Problem statement → Return all lines where the word "αὐτῶν" can be found.

Records:
*****

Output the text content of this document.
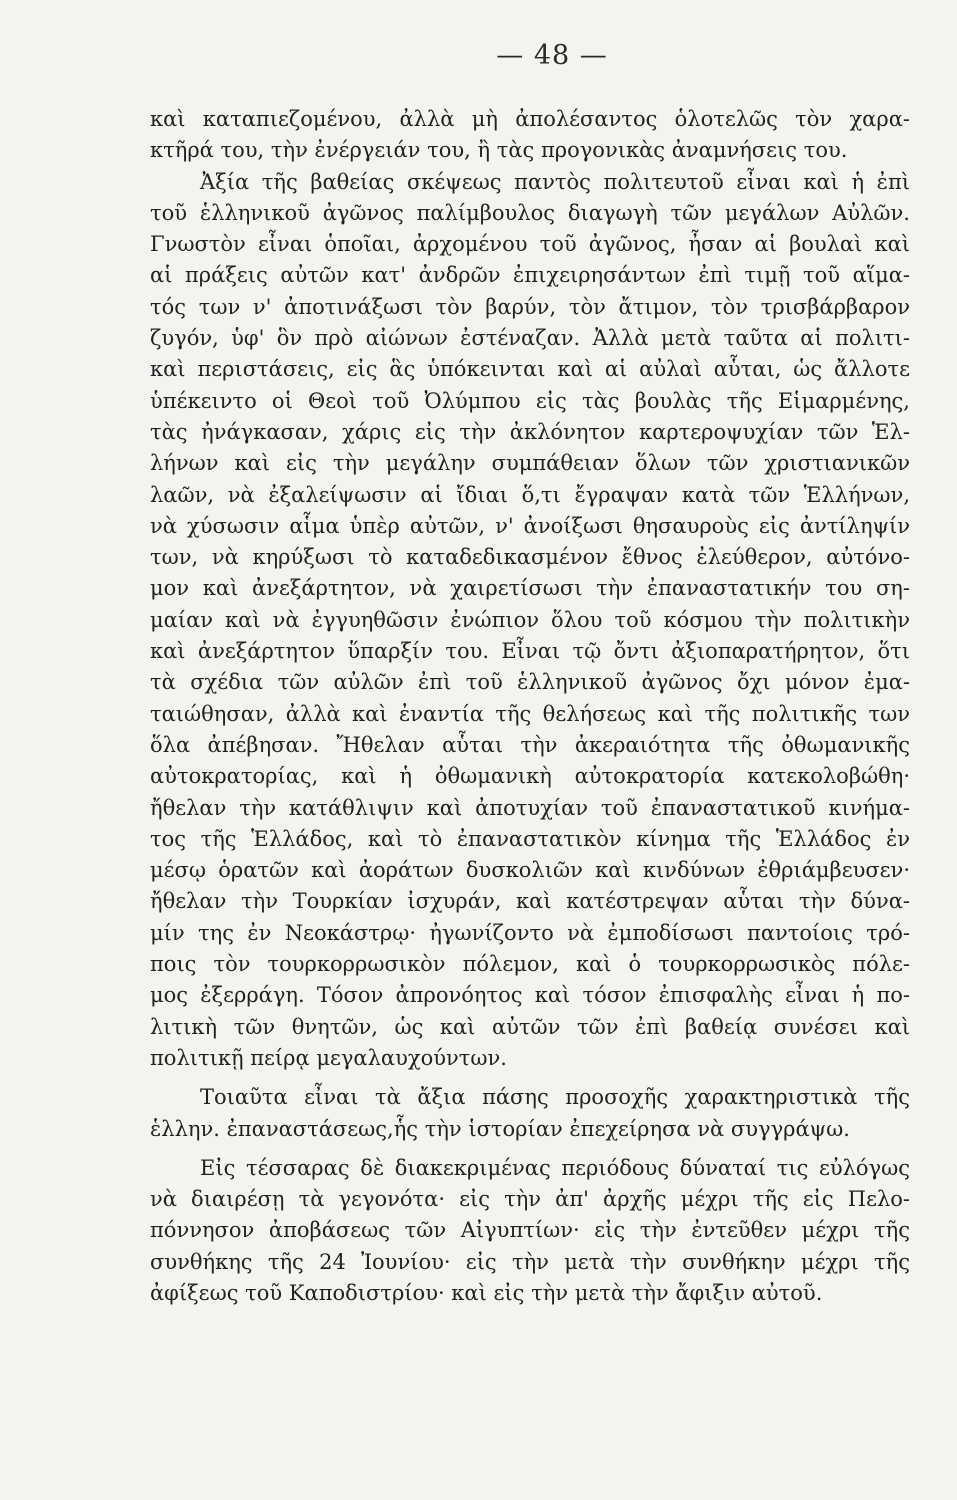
— 48 —
καὶ καταπιεζομένου, ἀλλὰ μὴ ἀπολέσαντος ὁλοτελῶς τὸν χαρα-
κτῆρά του, τὴν ἐνέργειάν του, ἢ τὰς προγονικὰς ἀναμνήσεις του.
Ἀξία τῆς βαθείας σκέψεως παντὸς πολιτευτοῦ εἶναι καὶ ἡ ἐπὶ
τοῦ ἑλληνικοῦ ἀγῶνος παλίμβουλος διαγωγὴ τῶν μεγάλων Αὐλῶν.
Γνωστὸν εἶναι ὁποῖαι, ἀρχομένου τοῦ ἀγῶνος, ἦσαν αἱ βουλαὶ καὶ
αἱ πράξεις αὐτῶν κατ' ἀνδρῶν ἐπιχειρησάντων ἐπὶ τιμῇ τοῦ αἵμα-
τός των ν' ἀποτινάξωσι τὸν βαρύν, τὸν ἄτιμον, τὸν τρισβάρβαρον
ζυγόν, ὑφ' ὃν πρὸ αἰώνων ἐστέναζαν. Ἀλλὰ μετὰ ταῦτα αἱ πολιτι-
καὶ περιστάσεις, εἰς ἃς ὑπόκεινται καὶ αἱ αὐλαὶ αὗται, ὡς ἄλλοτε
ὑπέκειντο οἱ Θεοὶ τοῦ Ὀλύμπου εἰς τὰς βουλὰς τῆς Εἱμαρμένης,
τὰς ἠνάγκασαν, χάρις εἰς τὴν ἀκλόνητον καρτεροψυχίαν τῶν Ἑλ-
λήνων καὶ εἰς τὴν μεγάλην συμπάθειαν ὅλων τῶν χριστιανικῶν
λαῶν, νὰ ἐξαλείψωσιν αἱ ἴδιαι ὅ,τι ἔγραψαν κατὰ τῶν Ἑλλήνων,
νὰ χύσωσιν αἷμα ὑπὲρ αὐτῶν, ν' ἀνοίξωσι θησαυροὺς εἰς ἀντίληψίν
των, νὰ κηρύξωσι τὸ καταδεδικασμένον ἔθνος ἐλεύθερον, αὐτόνο-
μον καὶ ἀνεξάρτητον, νὰ χαιρετίσωσι τὴν ἐπαναστατικήν του ση-
μαίαν καὶ νὰ ἐγγυηθῶσιν ἐνώπιον ὅλου τοῦ κόσμου τὴν πολιτικὴν
καὶ ἀνεξάρτητον ὕπαρξίν του. Εἶναι τῷ ὄντι ἀξιοπαρατήρητον, ὅτι
τὰ σχέδια τῶν αὐλῶν ἐπὶ τοῦ ἑλληνικοῦ ἀγῶνος ὄχι μόνον ἐμα-
ταιώθησαν, ἀλλὰ καὶ ἐναντία τῆς θελήσεως καὶ τῆς πολιτικῆς των
ὅλα ἀπέβησαν. Ἤθελαν αὗται τὴν ἀκεραιότητα τῆς ὀθωμανικῆς
αὐτοκρατορίας, καὶ ἡ ὀθωμανικὴ αὐτοκρατορία κατεκολοβώθη·
ἤθελαν τὴν κατάθλιψιν καὶ ἀποτυχίαν τοῦ ἐπαναστατικοῦ κινήμα-
τος τῆς Ἑλλάδος, καὶ τὸ ἐπαναστατικὸν κίνημα τῆς Ἑλλάδος ἐν
μέσῳ ὁρατῶν καὶ ἀοράτων δυσκολιῶν καὶ κινδύνων ἐθριάμβευσεν·
ἤθελαν τὴν Τουρκίαν ἰσχυράν, καὶ κατέστρεψαν αὗται τὴν δύνα-
μίν της ἐν Νεοκάστρῳ· ἠγωνίζοντο νὰ ἐμποδίσωσι παντοίοις τρό-
ποις τὸν τουρκορρωσικὸν πόλεμον, καὶ ὁ τουρκορρωσικὸς πόλε-
μος ἐξερράγη. Τόσον ἀπρονόητος καὶ τόσον ἐπισφαλὴς εἶναι ἡ πο-
λιτικὴ τῶν θνητῶν, ὡς καὶ αὐτῶν τῶν ἐπὶ βαθείᾳ συνέσει καὶ
πολιτικῇ πείρᾳ μεγαλαυχούντων.
Τοιαῦτα εἶναι τὰ ἄξια πάσης προσοχῆς χαρακτηριστικὰ τῆς
ἑλλην. ἐπαναστάσεως,ἧς τὴν ἱστορίαν ἐπεχείρησα νὰ συγγράψω.
Εἰς τέσσαρας δὲ διακεκριμένας περιόδους δύναταί τις εὐλόγως
νὰ διαιρέσῃ τὰ γεγονότα· εἰς τὴν ἀπ' ἀρχῆς μέχρι τῆς εἰς Πελο-
πόννησον ἀποβάσεως τῶν Αἰγυπτίων· εἰς τὴν ἐντεῦθεν μέχρι τῆς
συνθήκης τῆς 24 Ἰουνίου· εἰς τὴν μετὰ τὴν συνθήκην μέχρι τῆς
ἀφίξεως τοῦ Καποδιστρίου· καὶ εἰς τὴν μετὰ τὴν ἄφιξιν αὐτοῦ.
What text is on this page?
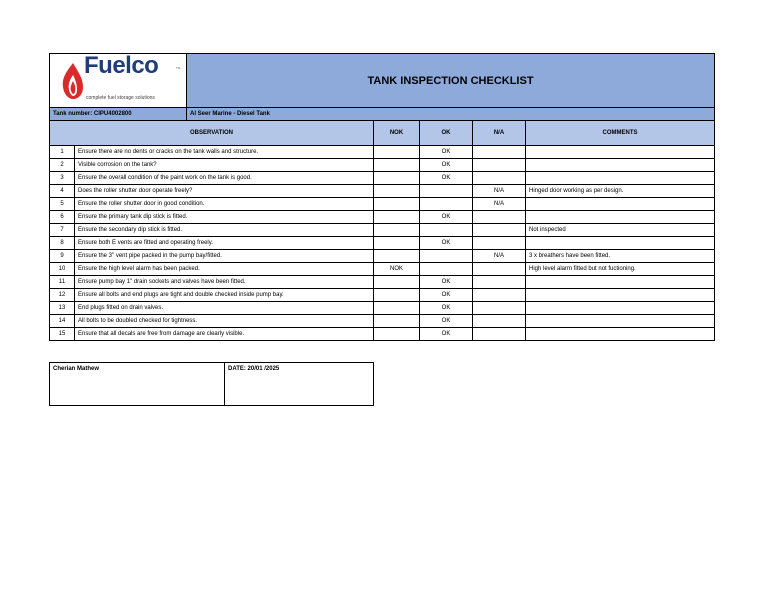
Fuelco TM
complete fuel storage solutions		TANK INSPECTION CHECKLIST				
Tank number: CIPU4002800		Al Seer Marine - Diesel Tank				
OBSERVATION			NOK	OK	N/A	COMMENTS
1	Ensure there are no dents or cracks on the tank walls and structure.			OK		
2	Visible corrosion on the tank?			OK		
3	Ensure the overall condition of the paint work on the tank is good.			OK		
4	Does the roller shutter door operate freely?				N/A	Hinged door working as per design.
5	Ensure the roller shutter door in good condition.				N/A	
6	Ensure the primary tank dip stick is fitted.			OK		
7	Ensure the secondary dip stick is fitted.					Not inspected
8	Ensure both E vents are fitted and operating freely.			OK		
9	Ensure the 3" vent pipe packed in the pump bay/fitted.				N/A	3 x breathers have been fitted.
10	Ensure the high level alarm has been packed.		NOK			High level alarm fitted but not fuctioning.
11	Ensure pump bay 1" drain sockets and valves have been fitted.			OK		
12	Ensure all bolts and end plugs are tight and double checked inside pump bay.			OK		
13	End plugs fitted on drain valves.			OK		
14	All bolts to be doubled checked for tightness.			OK		
15	Ensure that all decals are free from damage are clearly visible.			OK		
Cherian Mathew	DATE: 20/01 /2025
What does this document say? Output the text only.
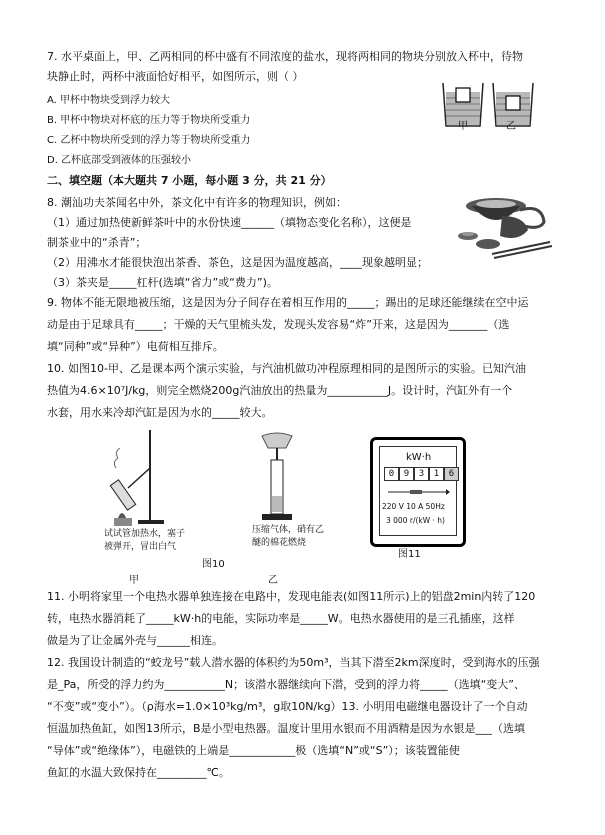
7. 水平桌面上，甲、乙两相同的杯中盛有不同浓度的盐水，现将两相同的物块分别放入杯中，待物
块静止时，两杯中液面恰好相平，如图所示，则（ ）
A. 甲杯中物块受到浮力较大
B. 甲杯中物块对杯底的压力等于物块所受重力
C. 乙杯中物块所受到的浮力等于物块所受重力
D. 乙杯底部受到液体的压强较小
甲	乙
二、填空题（本大题共 7 小题，每小题 3 分，共 21 分）
8. 潮汕功夫茶闻名中外，茶文化中有许多的物理知识，例如：
（1）通过加热使新鲜茶叶中的水份快速______（填物态变化名称），这便是
制茶业中的“杀青”；
（2）用沸水才能很快泡出茶香、茶色，这是因为温度越高，____现象越明显；
（3）茶夹是_____杠杆(选填“省力”或“费力”)。
9. 物体不能无限地被压缩，这是因为分子间存在着相互作用的_____；踢出的足球还能继续在空中运
动是由于足球具有_____；干燥的天气里梳头发，发现头发容易“炸”开来，这是因为_______（选
填“同种”或“异种”）电荷相互排斥。
10. 如图10-甲、乙是课本两个演示实验，与汽油机做功冲程原理相同的是图所示的实验。已知汽油
热值为4.6×10⁷J/kg，则完全燃烧200g汽油放出的热量为___________J。设计时，汽缸外有一个
水套，用水来冷却汽缸是因为水的_____较大。
试试管加热水，塞子
被弹开，冒出白气
压缩气体，硝有乙
醚的棉花燃烧
图10
甲	乙
kW·h
0	9	3	1	6
220 V 10 A 50Hz
3 000 r/(kW · h)
图11
11. 小明将家里一个电热水器单独连接在电路中，发现电能表(如图11所示)上的铝盘2min内转了120
转，电热水器消耗了_____kW·h的电能，实际功率是_____W。电热水器使用的是三孔插座，这样
做是为了让金属外壳与______相连。
12. 我国设计制造的“蛟龙号”载人潜水器的体积约为50m³，当其下潜至2km深度时，受到海水的压强
是_Pa，所受的浮力约为___________N；该潜水器继续向下潜，受到的浮力将_____（选填“变大”、
“不变”或“变小”）。（ρ海水=1.0×10³kg/m³，g取10N/kg）13. 小明用电磁继电器设计了一个自动
恒温加热鱼缸，如图13所示，B是小型电热器。温度计里用水银而不用酒精是因为水银是___（选填
“导体”或“绝缘体”），电磁铁的上端是____________极（选填“N”或“S”）；该装置能使
鱼缸的水温大致保持在_________℃。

*****

Solution for this task →
αἱ πράξεις αὐτῶν κατ' ἀνδρῶν ἐπιχειρησάντων ἐπὶ τιμῇ τοῦ αἵμα-
νὰ χύσωσιν αἷμα ὑπὲρ αὐτῶν, ν' ἀνοίξωσι θησαυροὺς εἰς ἀντίληψίν
λιτικὴ τῶν θνητῶν, ὡς καὶ αὐτῶν τῶν ἐπὶ βαθείᾳ συνέσει καὶ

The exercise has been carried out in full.